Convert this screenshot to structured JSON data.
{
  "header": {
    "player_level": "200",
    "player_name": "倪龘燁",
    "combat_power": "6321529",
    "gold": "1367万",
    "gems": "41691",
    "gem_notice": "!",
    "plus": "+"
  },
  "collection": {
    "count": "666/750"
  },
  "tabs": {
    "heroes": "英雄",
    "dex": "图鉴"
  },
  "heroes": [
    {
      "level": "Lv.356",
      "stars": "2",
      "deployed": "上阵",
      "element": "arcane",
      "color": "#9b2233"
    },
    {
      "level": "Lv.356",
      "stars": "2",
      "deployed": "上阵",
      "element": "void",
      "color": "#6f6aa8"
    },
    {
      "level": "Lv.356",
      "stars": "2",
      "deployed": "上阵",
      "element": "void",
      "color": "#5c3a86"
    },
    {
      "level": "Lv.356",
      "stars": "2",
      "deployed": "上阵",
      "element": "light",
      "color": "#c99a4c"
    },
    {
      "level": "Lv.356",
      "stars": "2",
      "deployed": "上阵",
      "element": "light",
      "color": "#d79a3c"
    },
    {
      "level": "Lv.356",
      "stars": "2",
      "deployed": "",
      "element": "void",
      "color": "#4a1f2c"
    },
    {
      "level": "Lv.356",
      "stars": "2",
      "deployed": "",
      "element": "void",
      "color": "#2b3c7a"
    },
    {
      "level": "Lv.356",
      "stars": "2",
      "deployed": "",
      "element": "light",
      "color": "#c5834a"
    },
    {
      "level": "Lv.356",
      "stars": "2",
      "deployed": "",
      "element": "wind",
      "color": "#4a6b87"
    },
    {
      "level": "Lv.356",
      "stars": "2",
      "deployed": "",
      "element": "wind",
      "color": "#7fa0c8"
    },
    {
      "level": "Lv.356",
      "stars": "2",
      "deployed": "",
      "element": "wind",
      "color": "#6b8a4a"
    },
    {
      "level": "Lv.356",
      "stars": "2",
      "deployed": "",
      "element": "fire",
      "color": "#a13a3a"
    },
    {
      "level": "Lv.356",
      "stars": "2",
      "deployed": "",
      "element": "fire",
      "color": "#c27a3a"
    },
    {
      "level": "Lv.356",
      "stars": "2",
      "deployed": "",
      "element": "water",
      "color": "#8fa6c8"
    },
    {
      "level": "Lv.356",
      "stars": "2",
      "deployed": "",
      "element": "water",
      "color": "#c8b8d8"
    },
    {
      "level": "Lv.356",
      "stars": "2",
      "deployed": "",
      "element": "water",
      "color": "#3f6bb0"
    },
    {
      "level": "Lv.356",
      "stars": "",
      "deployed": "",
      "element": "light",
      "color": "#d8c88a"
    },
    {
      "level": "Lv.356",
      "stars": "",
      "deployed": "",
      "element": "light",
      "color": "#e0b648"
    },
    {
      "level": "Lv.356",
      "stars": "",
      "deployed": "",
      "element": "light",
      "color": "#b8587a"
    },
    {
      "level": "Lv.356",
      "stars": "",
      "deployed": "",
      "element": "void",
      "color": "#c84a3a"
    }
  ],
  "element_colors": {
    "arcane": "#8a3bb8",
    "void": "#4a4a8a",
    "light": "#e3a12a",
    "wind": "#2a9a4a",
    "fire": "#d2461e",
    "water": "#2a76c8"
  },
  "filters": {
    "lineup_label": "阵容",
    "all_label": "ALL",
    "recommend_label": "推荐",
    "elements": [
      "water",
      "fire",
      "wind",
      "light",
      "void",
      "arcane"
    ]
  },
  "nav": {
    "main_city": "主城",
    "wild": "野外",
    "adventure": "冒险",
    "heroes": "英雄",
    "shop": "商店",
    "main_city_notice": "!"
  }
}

• _REQUEST_
Go through the records above and set each one down exactly, please.

• _SOLUTION_
Convert this screenshot to structured JSON data.
{
  "header": {
    "player_level": "200",
    "player_name": "倪龘燁",
    "combat_power": "6321529",
    "gold": "1367万",
    "gems": "41691",
    "gem_notice": "!",
    "plus": "+"
  },
  "collection": {
    "count": "666/750"
  },
  "tabs": {
    "heroes": "英雄",
    "dex": "图鉴"
  },
  "heroes": [
    {
      "level": "Lv.356",
      "stars": "2",
      "deployed": "上阵",
      "element": "arcane",
      "color": "#9b2233"
    },
    {
      "level": "Lv.356",
      "stars": "2",
      "deployed": "上阵",
      "element": "void",
      "color": "#6f6aa8"
    },
    {
      "level": "Lv.356",
      "stars": "2",
      "deployed": "上阵",
      "element": "void",
      "color": "#5c3a86"
    },
    {
      "level": "Lv.356",
      "stars": "2",
      "deployed": "上阵",
      "element": "light",
      "color": "#c99a4c"
    },
    {
      "level": "Lv.356",
      "stars": "2",
      "deployed": "上阵",
      "element": "light",
      "color": "#d79a3c"
    },
    {
      "level": "Lv.356",
      "stars": "2",
      "deployed": "",
      "element": "void",
      "color": "#4a1f2c"
    },
    {
      "level": "Lv.356",
      "stars": "2",
      "deployed": "",
      "element": "void",
      "color": "#2b3c7a"
    },
    {
      "level": "Lv.356",
      "stars": "2",
      "deployed": "",
      "element": "light",
      "color": "#c5834a"
    },
    {
      "level": "Lv.356",
      "stars": "2",
      "deployed": "",
      "element": "wind",
      "color": "#4a6b87"
    },
    {
      "level": "Lv.356",
      "stars": "2",
      "deployed": "",
      "element": "wind",
      "color": "#7fa0c8"
    },
    {
      "level": "Lv.356",
      "stars": "2",
      "deployed": "",
      "element": "wind",
      "color": "#6b8a4a"
    },
    {
      "level": "Lv.356",
      "stars": "2",
      "deployed": "",
      "element": "fire",
      "color": "#a13a3a"
    },
    {
      "level": "Lv.356",
      "stars": "2",
      "deployed": "",
      "element": "fire",
      "color": "#c27a3a"
    },
    {
      "level": "Lv.356",
      "stars": "2",
      "deployed": "",
      "element": "water",
      "color": "#8fa6c8"
    },
    {
      "level": "Lv.356",
      "stars": "2",
      "deployed": "",
      "element": "water",
      "color": "#c8b8d8"
    },
    {
      "level": "Lv.356",
      "stars": "2",
      "deployed": "",
      "element": "water",
      "color": "#3f6bb0"
    },
    {
      "level": "Lv.356",
      "stars": "",
      "deployed": "",
      "element": "light",
      "color": "#d8c88a"
    },
    {
      "level": "Lv.356",
      "stars": "",
      "deployed": "",
      "element": "light",
      "color": "#e0b648"
    },
    {
      "level": "Lv.356",
      "stars": "",
      "deployed": "",
      "element": "light",
      "color": "#b8587a"
    },
    {
      "level": "Lv.356",
      "stars": "",
      "deployed": "",
      "element": "void",
      "color": "#c84a3a"
    }
  ],
  "element_colors": {
    "arcane": "#8a3bb8",
    "void": "#4a4a8a",
    "light": "#e3a12a",
    "wind": "#2a9a4a",
    "fire": "#d2461e",
    "water": "#2a76c8"
  },
  "filters": {
    "lineup_label": "阵容",
    "all_label": "ALL",
    "recommend_label": "推荐",
    "elements": [
      "water",
      "fire",
      "wind",
      "light",
      "void",
      "arcane"
    ]
  },
  "nav": {
    "main_city": "主城",
    "wild": "野外",
    "adventure": "冒险",
    "heroes": "英雄",
    "shop": "商店",
    "main_city_notice": "!"
  }
}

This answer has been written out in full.